>>>

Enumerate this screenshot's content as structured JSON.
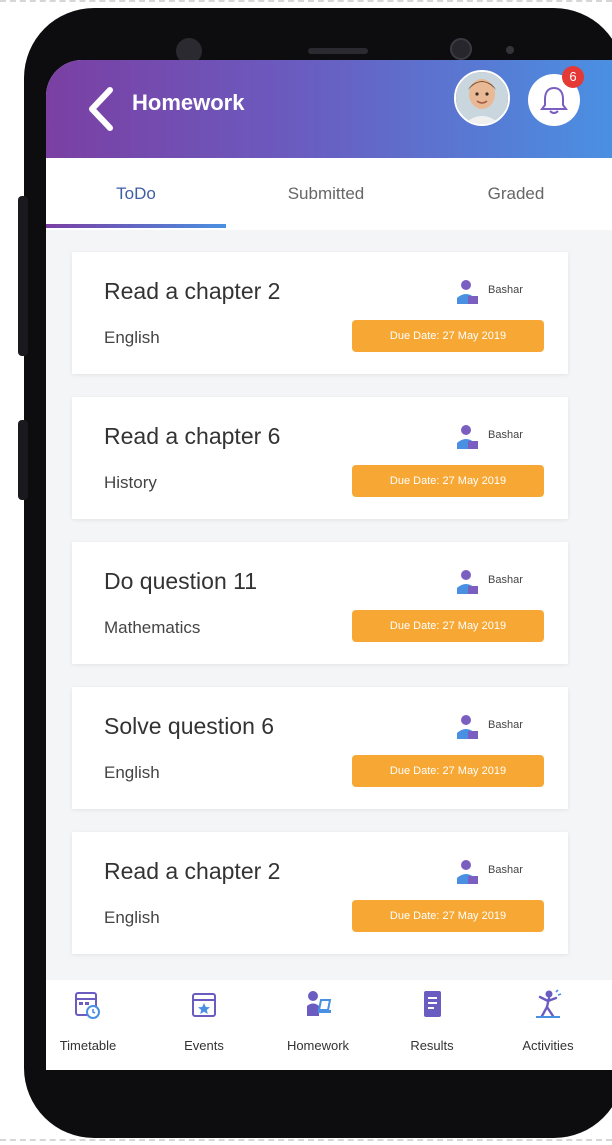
{
  "header": {
    "title": "Homework",
    "notification_count": "6"
  },
  "tabs": [
    {
      "label": "ToDo",
      "active": true
    },
    {
      "label": "Submitted",
      "active": false
    },
    {
      "label": "Graded",
      "active": false
    }
  ],
  "homework": [
    {
      "title": "Read a chapter 2",
      "subject": "English",
      "teacher": "Bashar",
      "due": "Due Date: 27 May 2019"
    },
    {
      "title": "Read a chapter 6",
      "subject": "History",
      "teacher": "Bashar",
      "due": "Due Date: 27 May 2019"
    },
    {
      "title": "Do question 11",
      "subject": "Mathematics",
      "teacher": "Bashar",
      "due": "Due Date: 27 May 2019"
    },
    {
      "title": "Solve question 6",
      "subject": "English",
      "teacher": "Bashar",
      "due": "Due Date: 27 May 2019"
    },
    {
      "title": "Read a chapter 2",
      "subject": "English",
      "teacher": "Bashar",
      "due": "Due Date: 27 May 2019"
    }
  ],
  "bottom_nav": [
    {
      "label": "Timetable",
      "icon": "calendar-clock-icon"
    },
    {
      "label": "Events",
      "icon": "calendar-star-icon"
    },
    {
      "label": "Homework",
      "icon": "student-desk-icon"
    },
    {
      "label": "Results",
      "icon": "results-sheet-icon"
    },
    {
      "label": "Activities",
      "icon": "activity-person-icon"
    }
  ],
  "colors": {
    "header_start": "#7b3fa3",
    "header_end": "#4a90e2",
    "due_badge": "#f7a733",
    "active_tab": "#3e5ea8",
    "notification_badge": "#e53935"
  }
}
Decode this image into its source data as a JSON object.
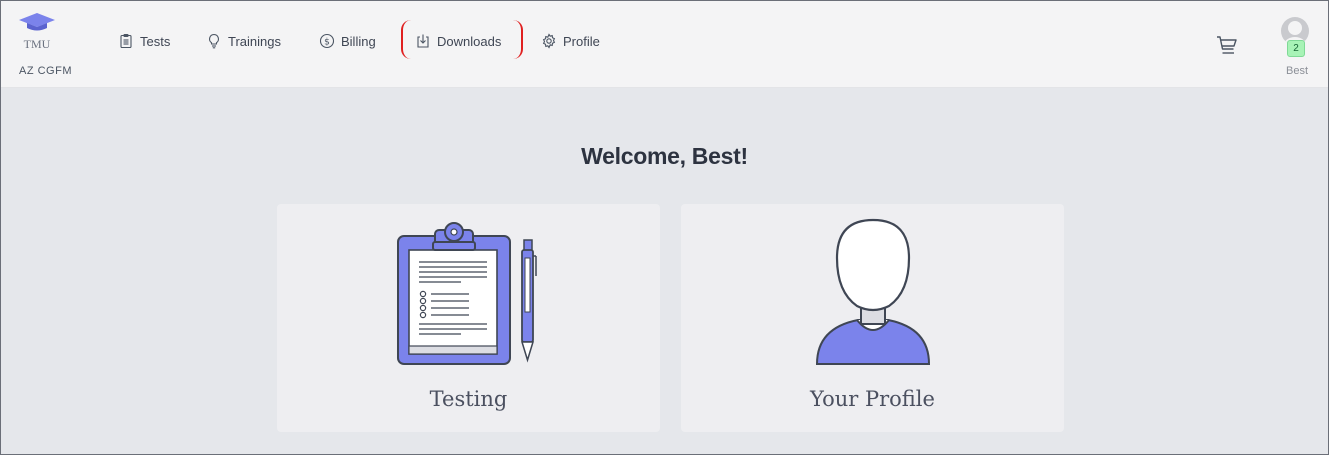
{
  "brand": {
    "logo_text": "TMU",
    "org": "AZ CGFM"
  },
  "nav": [
    {
      "label": "Tests",
      "icon": "clipboard-icon"
    },
    {
      "label": "Trainings",
      "icon": "lightbulb-icon"
    },
    {
      "label": "Billing",
      "icon": "dollar-icon"
    },
    {
      "label": "Downloads",
      "icon": "download-icon"
    },
    {
      "label": "Profile",
      "icon": "gear-icon"
    }
  ],
  "user": {
    "name": "Best",
    "notification_count": "2"
  },
  "main": {
    "welcome": "Welcome, Best!",
    "cards": [
      {
        "label": "Testing",
        "icon": "clipboard-illustration"
      },
      {
        "label": "Your Profile",
        "icon": "person-illustration"
      }
    ]
  },
  "colors": {
    "accent": "#7b83eb",
    "highlight": "#e02020",
    "background": "#e5e7eb",
    "topbar": "#f4f4f5",
    "badge": "#a7f3b6"
  }
}
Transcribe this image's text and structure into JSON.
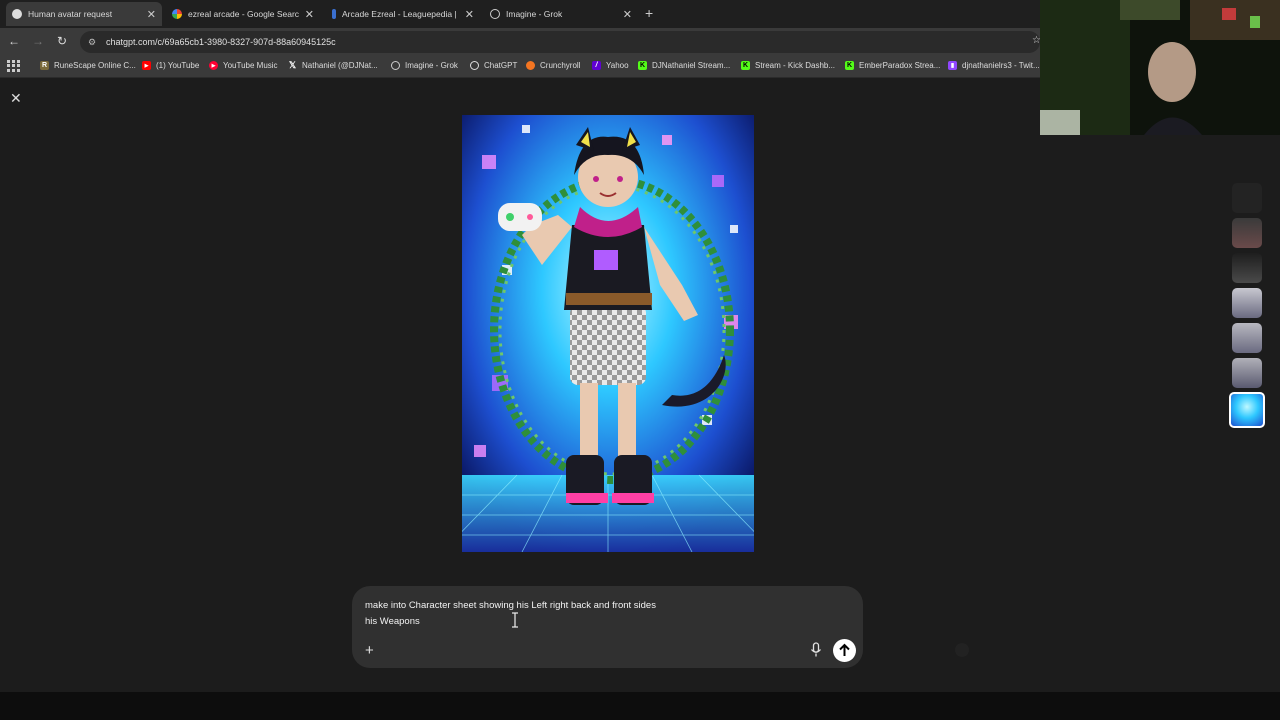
{
  "tabs": [
    {
      "label": "Human avatar request",
      "favicon": "chatgpt-icon",
      "active": true
    },
    {
      "label": "ezreal arcade - Google Search",
      "favicon": "google-icon"
    },
    {
      "label": "Arcade Ezreal - Leaguepedia | L",
      "favicon": "leaguepedia-icon"
    },
    {
      "label": "Imagine - Grok",
      "favicon": "grok-icon"
    }
  ],
  "address": {
    "url": "chatgpt.com/c/69a65cb1-3980-8327-907d-88a60945125c"
  },
  "bookmarks": [
    {
      "label": "RuneScape Online C...",
      "icon": "runescape-icon",
      "color": "#7a6a3a"
    },
    {
      "label": "(1) YouTube",
      "icon": "youtube-icon",
      "color": "#ff0000"
    },
    {
      "label": "YouTube Music",
      "icon": "youtube-music-icon",
      "color": "#ff0033"
    },
    {
      "label": "Nathaniel (@DJNat...",
      "icon": "x-icon",
      "color": "#000000"
    },
    {
      "label": "Imagine - Grok",
      "icon": "grok-icon",
      "color": "#222222"
    },
    {
      "label": "ChatGPT",
      "icon": "chatgpt-icon",
      "color": "#222222"
    },
    {
      "label": "Crunchyroll",
      "icon": "crunchyroll-icon",
      "color": "#f47521"
    },
    {
      "label": "Yahoo",
      "icon": "yahoo-icon",
      "color": "#6001d2"
    },
    {
      "label": "DJNathaniel Stream...",
      "icon": "kick-icon",
      "color": "#53fc18"
    },
    {
      "label": "Stream - Kick Dashb...",
      "icon": "kick-icon",
      "color": "#53fc18"
    },
    {
      "label": "EmberParadox Strea...",
      "icon": "kick-icon",
      "color": "#53fc18"
    },
    {
      "label": "djnathanielrs3 - Twit...",
      "icon": "twitch-icon",
      "color": "#9146ff"
    }
  ],
  "composer": {
    "prompt_text": "make into Character sheet showing his Left right back and front sides\nhis Weapons"
  },
  "colors": {
    "page_bg": "#1c1c1c",
    "composer_bg": "#303030",
    "accent_cyan": "#20c8ff",
    "accent_magenta": "#e040c8"
  }
}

<<<

| EXERCISE BRIEF |
Extract, exactly as written, the span of lines from the one holding "Transcribe this image's" through the last line, inclusive. Skip any picture.

| ANSWER TO THE TASK |
Transcribe this image's text and structure into JSON.
{
  "tabs": [
    {
      "label": "Human avatar request",
      "favicon": "chatgpt-icon",
      "active": true
    },
    {
      "label": "ezreal arcade - Google Search",
      "favicon": "google-icon"
    },
    {
      "label": "Arcade Ezreal - Leaguepedia | L",
      "favicon": "leaguepedia-icon"
    },
    {
      "label": "Imagine - Grok",
      "favicon": "grok-icon"
    }
  ],
  "address": {
    "url": "chatgpt.com/c/69a65cb1-3980-8327-907d-88a60945125c"
  },
  "bookmarks": [
    {
      "label": "RuneScape Online C...",
      "icon": "runescape-icon",
      "color": "#7a6a3a"
    },
    {
      "label": "(1) YouTube",
      "icon": "youtube-icon",
      "color": "#ff0000"
    },
    {
      "label": "YouTube Music",
      "icon": "youtube-music-icon",
      "color": "#ff0033"
    },
    {
      "label": "Nathaniel (@DJNat...",
      "icon": "x-icon",
      "color": "#000000"
    },
    {
      "label": "Imagine - Grok",
      "icon": "grok-icon",
      "color": "#222222"
    },
    {
      "label": "ChatGPT",
      "icon": "chatgpt-icon",
      "color": "#222222"
    },
    {
      "label": "Crunchyroll",
      "icon": "crunchyroll-icon",
      "color": "#f47521"
    },
    {
      "label": "Yahoo",
      "icon": "yahoo-icon",
      "color": "#6001d2"
    },
    {
      "label": "DJNathaniel Stream...",
      "icon": "kick-icon",
      "color": "#53fc18"
    },
    {
      "label": "Stream - Kick Dashb...",
      "icon": "kick-icon",
      "color": "#53fc18"
    },
    {
      "label": "EmberParadox Strea...",
      "icon": "kick-icon",
      "color": "#53fc18"
    },
    {
      "label": "djnathanielrs3 - Twit...",
      "icon": "twitch-icon",
      "color": "#9146ff"
    }
  ],
  "composer": {
    "prompt_text": "make into Character sheet showing his Left right back and front sides\nhis Weapons"
  },
  "colors": {
    "page_bg": "#1c1c1c",
    "composer_bg": "#303030",
    "accent_cyan": "#20c8ff",
    "accent_magenta": "#e040c8"
  }
}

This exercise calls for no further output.